## TAREAS
1) Según el fragmento sobre el nacionalismo, ¿para qué están hechas sus manifestaciones?
2) Reproduce el fragmento sobre el nacionalismo desde "Las manifestaciones del" hasta "de su fuerza.", ambos incluidos.

Las manifestaciones del nacionalismo
tienen una fuerza plástica innegable. Están hechas para mostrar la unidad pero
también para atemorizar. En cada bandera hay inequívocamente un “nosaltres”
frente a los otros, los traidores, los tibios, los botiflers, los colonialistas
a los que se busca amedrentar, como los simios se dan fuertes golpes en el
pecho para marcar su territorio que no debe ser invadido. Cada bandera es un grito
de lucha y unidad frente a lo que está fuera o traidoramente dentro. Un
espectador descreído ve en esta liturgia nacionalista una plasmación de un
inconsciente colectivo falto de fe en sí mismo y que sobreactúa para
convencerse profundamente de su fuerza.

Líneas de datos
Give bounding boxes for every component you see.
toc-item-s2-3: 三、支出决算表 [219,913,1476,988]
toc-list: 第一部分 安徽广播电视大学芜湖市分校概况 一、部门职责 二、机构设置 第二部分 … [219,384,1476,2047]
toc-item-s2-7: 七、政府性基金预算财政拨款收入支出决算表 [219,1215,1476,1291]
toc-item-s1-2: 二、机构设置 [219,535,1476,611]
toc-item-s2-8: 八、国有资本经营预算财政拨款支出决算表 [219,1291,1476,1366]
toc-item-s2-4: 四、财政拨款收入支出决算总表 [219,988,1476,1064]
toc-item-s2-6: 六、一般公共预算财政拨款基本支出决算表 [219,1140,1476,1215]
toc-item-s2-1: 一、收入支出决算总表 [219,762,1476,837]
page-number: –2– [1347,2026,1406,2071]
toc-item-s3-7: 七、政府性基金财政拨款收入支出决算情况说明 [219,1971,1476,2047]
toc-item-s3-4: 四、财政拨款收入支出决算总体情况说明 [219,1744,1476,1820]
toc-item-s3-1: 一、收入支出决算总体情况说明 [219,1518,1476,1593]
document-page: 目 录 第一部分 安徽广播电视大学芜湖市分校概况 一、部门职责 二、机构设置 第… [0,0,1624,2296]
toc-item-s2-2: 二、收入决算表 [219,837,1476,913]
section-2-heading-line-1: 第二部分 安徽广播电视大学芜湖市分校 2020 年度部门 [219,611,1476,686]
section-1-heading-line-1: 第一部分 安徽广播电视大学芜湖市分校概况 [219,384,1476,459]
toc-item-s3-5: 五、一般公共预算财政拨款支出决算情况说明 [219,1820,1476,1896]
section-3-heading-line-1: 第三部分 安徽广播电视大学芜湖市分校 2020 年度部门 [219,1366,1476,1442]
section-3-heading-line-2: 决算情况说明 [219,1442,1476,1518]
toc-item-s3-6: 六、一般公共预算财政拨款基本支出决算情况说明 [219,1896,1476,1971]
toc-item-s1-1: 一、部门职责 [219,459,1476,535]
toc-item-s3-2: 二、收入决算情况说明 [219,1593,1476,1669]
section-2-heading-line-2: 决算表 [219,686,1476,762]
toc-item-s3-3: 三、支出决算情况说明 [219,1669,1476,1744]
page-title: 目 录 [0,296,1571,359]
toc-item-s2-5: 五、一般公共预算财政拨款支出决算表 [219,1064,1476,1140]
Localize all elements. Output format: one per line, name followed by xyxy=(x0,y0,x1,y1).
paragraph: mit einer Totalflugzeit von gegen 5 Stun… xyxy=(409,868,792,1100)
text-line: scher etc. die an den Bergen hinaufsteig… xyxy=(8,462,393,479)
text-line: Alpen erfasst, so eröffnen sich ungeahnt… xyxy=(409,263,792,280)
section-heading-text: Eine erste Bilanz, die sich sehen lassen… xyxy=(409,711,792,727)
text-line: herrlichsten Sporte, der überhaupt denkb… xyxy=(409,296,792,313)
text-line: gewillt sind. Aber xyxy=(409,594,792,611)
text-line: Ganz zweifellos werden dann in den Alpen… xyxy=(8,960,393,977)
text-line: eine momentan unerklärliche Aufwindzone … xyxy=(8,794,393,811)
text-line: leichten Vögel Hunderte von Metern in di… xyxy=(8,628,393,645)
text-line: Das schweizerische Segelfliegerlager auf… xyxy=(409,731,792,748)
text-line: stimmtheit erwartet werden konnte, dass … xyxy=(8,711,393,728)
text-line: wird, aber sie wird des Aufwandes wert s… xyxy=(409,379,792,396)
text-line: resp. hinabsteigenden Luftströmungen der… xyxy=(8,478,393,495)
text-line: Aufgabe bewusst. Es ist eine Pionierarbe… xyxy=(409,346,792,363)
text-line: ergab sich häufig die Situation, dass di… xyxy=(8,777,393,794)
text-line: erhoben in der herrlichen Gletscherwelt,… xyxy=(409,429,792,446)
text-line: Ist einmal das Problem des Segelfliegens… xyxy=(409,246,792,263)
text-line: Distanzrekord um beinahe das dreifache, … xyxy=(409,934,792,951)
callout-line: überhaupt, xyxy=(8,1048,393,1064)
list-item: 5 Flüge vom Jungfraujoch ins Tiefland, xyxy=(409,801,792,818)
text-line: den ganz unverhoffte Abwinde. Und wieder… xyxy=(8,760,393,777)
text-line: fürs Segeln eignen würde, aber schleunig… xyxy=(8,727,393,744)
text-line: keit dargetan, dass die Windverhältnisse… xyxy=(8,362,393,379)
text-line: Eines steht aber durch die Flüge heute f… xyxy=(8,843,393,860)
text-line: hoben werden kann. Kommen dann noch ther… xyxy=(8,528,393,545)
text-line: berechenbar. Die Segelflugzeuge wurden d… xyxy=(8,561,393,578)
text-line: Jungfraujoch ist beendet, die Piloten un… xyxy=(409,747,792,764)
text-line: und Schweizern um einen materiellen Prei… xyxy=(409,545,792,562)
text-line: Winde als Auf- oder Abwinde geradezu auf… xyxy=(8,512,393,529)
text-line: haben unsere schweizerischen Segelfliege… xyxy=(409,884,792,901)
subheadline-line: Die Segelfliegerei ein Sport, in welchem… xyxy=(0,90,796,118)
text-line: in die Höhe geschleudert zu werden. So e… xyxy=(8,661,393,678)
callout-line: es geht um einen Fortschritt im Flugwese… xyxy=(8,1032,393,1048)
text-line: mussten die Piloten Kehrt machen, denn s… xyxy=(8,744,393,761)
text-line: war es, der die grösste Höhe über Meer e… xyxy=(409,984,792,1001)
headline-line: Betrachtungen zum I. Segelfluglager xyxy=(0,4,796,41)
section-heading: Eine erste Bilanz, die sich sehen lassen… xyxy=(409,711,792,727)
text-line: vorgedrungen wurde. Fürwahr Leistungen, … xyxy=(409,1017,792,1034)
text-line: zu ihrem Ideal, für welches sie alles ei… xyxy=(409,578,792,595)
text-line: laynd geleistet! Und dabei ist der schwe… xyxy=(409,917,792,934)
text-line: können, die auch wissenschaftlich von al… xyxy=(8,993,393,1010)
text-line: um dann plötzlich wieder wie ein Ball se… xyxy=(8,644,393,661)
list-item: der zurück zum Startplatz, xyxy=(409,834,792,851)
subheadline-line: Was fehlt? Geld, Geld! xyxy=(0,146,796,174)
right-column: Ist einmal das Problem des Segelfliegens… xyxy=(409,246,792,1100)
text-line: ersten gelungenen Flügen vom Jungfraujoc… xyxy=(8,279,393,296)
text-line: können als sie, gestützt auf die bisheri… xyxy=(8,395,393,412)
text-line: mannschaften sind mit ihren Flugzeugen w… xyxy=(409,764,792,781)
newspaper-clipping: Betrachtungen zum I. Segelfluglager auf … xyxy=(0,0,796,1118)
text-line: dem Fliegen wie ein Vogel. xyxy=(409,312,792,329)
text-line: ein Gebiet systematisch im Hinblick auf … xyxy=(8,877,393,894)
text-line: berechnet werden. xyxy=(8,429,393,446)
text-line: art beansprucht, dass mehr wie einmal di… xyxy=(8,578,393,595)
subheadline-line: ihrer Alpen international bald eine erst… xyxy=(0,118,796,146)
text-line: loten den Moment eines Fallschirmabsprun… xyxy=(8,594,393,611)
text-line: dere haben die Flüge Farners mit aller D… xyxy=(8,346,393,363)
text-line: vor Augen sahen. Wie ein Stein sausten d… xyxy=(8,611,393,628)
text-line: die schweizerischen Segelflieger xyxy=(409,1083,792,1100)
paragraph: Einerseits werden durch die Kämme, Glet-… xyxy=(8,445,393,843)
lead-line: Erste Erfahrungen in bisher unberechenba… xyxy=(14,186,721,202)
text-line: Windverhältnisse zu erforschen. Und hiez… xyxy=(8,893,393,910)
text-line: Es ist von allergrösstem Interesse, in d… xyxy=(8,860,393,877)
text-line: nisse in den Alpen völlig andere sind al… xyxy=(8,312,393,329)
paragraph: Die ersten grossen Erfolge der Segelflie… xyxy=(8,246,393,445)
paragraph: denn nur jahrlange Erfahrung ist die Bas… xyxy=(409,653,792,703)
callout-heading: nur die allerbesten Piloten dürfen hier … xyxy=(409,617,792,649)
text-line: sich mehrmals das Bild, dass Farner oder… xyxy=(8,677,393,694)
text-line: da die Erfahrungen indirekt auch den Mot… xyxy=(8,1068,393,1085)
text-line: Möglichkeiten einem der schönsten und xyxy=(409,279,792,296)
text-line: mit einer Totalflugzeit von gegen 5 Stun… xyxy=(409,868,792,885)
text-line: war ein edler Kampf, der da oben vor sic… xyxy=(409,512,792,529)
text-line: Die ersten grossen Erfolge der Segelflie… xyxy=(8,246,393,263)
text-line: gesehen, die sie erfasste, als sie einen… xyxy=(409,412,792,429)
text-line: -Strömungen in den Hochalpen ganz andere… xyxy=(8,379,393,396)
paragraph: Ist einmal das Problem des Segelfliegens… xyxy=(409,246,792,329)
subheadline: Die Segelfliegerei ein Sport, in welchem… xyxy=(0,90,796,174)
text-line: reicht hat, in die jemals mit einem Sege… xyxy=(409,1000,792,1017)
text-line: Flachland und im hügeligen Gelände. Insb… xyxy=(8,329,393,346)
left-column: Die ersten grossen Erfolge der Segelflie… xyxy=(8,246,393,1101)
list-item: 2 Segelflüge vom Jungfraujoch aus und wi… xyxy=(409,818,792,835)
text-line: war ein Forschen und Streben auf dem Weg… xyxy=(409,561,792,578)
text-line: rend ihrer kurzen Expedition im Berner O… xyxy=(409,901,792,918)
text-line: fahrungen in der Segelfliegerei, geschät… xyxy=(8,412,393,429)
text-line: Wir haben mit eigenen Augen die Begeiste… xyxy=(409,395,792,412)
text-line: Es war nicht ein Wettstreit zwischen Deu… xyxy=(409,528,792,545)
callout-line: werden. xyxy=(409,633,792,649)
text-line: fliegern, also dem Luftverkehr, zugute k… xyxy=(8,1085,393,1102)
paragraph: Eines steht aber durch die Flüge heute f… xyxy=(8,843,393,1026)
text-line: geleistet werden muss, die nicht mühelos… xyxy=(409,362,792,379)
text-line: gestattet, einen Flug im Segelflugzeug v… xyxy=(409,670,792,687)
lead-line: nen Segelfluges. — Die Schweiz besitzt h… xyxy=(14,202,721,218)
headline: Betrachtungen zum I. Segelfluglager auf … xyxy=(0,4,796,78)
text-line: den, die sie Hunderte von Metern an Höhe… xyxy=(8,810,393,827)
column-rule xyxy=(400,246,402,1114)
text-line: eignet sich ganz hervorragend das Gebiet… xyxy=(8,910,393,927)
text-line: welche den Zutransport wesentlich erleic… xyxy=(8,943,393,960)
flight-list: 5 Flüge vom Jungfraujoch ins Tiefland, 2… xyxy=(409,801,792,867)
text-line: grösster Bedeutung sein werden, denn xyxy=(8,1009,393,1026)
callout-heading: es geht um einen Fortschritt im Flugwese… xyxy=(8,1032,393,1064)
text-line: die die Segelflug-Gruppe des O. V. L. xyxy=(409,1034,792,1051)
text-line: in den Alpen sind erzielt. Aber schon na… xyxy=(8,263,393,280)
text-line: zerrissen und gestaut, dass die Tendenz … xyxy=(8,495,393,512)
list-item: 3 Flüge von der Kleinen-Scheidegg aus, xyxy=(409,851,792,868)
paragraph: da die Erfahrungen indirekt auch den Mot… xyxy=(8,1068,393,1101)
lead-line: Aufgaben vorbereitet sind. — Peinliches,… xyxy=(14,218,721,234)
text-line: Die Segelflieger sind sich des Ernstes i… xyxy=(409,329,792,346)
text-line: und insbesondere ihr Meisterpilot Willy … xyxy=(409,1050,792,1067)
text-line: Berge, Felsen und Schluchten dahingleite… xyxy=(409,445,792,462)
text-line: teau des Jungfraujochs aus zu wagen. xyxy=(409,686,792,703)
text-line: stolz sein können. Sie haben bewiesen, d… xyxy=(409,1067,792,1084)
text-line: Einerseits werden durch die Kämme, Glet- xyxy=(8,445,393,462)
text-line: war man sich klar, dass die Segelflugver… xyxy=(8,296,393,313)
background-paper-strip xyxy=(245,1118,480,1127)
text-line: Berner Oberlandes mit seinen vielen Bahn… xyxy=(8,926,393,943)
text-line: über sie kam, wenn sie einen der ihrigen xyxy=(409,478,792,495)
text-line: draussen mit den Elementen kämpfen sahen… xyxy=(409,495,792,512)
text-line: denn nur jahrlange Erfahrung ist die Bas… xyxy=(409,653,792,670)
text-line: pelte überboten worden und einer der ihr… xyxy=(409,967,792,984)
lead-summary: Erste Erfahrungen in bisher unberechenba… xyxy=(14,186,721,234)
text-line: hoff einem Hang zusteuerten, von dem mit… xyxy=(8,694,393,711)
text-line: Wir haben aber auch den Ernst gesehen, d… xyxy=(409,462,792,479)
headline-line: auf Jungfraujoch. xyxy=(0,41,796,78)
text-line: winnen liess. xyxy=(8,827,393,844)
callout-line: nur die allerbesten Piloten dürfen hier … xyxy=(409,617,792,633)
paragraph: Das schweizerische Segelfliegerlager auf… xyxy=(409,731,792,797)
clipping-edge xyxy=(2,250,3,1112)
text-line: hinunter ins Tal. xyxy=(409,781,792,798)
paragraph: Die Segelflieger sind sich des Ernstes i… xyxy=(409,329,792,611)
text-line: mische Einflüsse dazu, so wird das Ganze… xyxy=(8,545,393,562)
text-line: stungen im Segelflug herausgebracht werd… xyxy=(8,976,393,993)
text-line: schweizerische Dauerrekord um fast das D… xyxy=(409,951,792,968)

## RESULTADOS
1) Para mostrar la unidad, pero también para atemorizar.

2)
Las manifestaciones del nacionalismo
tienen una fuerza plástica innegable. Están hechas para mostrar la unidad pero
también para atemorizar. En cada bandera hay inequívocamente un “nosaltres”
frente a los otros, los traidores, los tibios, los botiflers, los colonialistas
a los que se busca amedrentar, como los simios se dan fuertes golpes en el
pecho para marcar su territorio que no debe ser invadido. Cada bandera es un grito
de lucha y unidad frente a lo que está fuera o traidoramente dentro. Un
espectador descreído ve en esta liturgia nacionalista una plasmación de un
inconsciente colectivo falto de fe en sí mismo y que sobreactúa para
convencerse profundamente de su fuerza.